→ **What you need to do**
Extract the full set of records that follows, word for word.

→ **Stored items from a collection**
begin
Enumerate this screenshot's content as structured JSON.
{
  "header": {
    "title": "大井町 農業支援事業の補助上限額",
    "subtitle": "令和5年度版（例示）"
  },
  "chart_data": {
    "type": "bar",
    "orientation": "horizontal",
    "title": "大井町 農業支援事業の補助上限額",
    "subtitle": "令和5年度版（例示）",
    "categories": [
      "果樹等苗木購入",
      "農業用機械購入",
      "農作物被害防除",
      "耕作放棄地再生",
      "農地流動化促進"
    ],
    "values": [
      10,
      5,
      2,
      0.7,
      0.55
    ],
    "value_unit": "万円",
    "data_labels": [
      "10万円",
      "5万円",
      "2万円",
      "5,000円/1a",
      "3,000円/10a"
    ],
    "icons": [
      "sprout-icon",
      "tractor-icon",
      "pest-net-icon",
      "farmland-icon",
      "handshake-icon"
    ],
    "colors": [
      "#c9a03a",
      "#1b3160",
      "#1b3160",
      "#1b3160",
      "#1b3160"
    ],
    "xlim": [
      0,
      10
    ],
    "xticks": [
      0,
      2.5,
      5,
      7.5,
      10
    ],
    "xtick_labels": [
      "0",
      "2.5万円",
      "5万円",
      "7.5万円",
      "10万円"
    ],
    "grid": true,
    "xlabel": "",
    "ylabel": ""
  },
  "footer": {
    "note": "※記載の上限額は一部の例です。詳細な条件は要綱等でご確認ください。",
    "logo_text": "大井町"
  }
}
end
→ **Written response**
Enumerate this screenshot's content as structured JSON.
{
  "header": {
    "title": "大井町 農業支援事業の補助上限額",
    "subtitle": "令和5年度版（例示）"
  },
  "chart_data": {
    "type": "bar",
    "orientation": "horizontal",
    "title": "大井町 農業支援事業の補助上限額",
    "subtitle": "令和5年度版（例示）",
    "categories": [
      "果樹等苗木購入",
      "農業用機械購入",
      "農作物被害防除",
      "耕作放棄地再生",
      "農地流動化促進"
    ],
    "values": [
      10,
      5,
      2,
      0.7,
      0.55
    ],
    "value_unit": "万円",
    "data_labels": [
      "10万円",
      "5万円",
      "2万円",
      "5,000円/1a",
      "3,000円/10a"
    ],
    "icons": [
      "sprout-icon",
      "tractor-icon",
      "pest-net-icon",
      "farmland-icon",
      "handshake-icon"
    ],
    "colors": [
      "#c9a03a",
      "#1b3160",
      "#1b3160",
      "#1b3160",
      "#1b3160"
    ],
    "xlim": [
      0,
      10
    ],
    "xticks": [
      0,
      2.5,
      5,
      7.5,
      10
    ],
    "xtick_labels": [
      "0",
      "2.5万円",
      "5万円",
      "7.5万円",
      "10万円"
    ],
    "grid": true,
    "xlabel": "",
    "ylabel": ""
  },
  "footer": {
    "note": "※記載の上限額は一部の例です。詳細な条件は要綱等でご確認ください。",
    "logo_text": "大井町"
  }
}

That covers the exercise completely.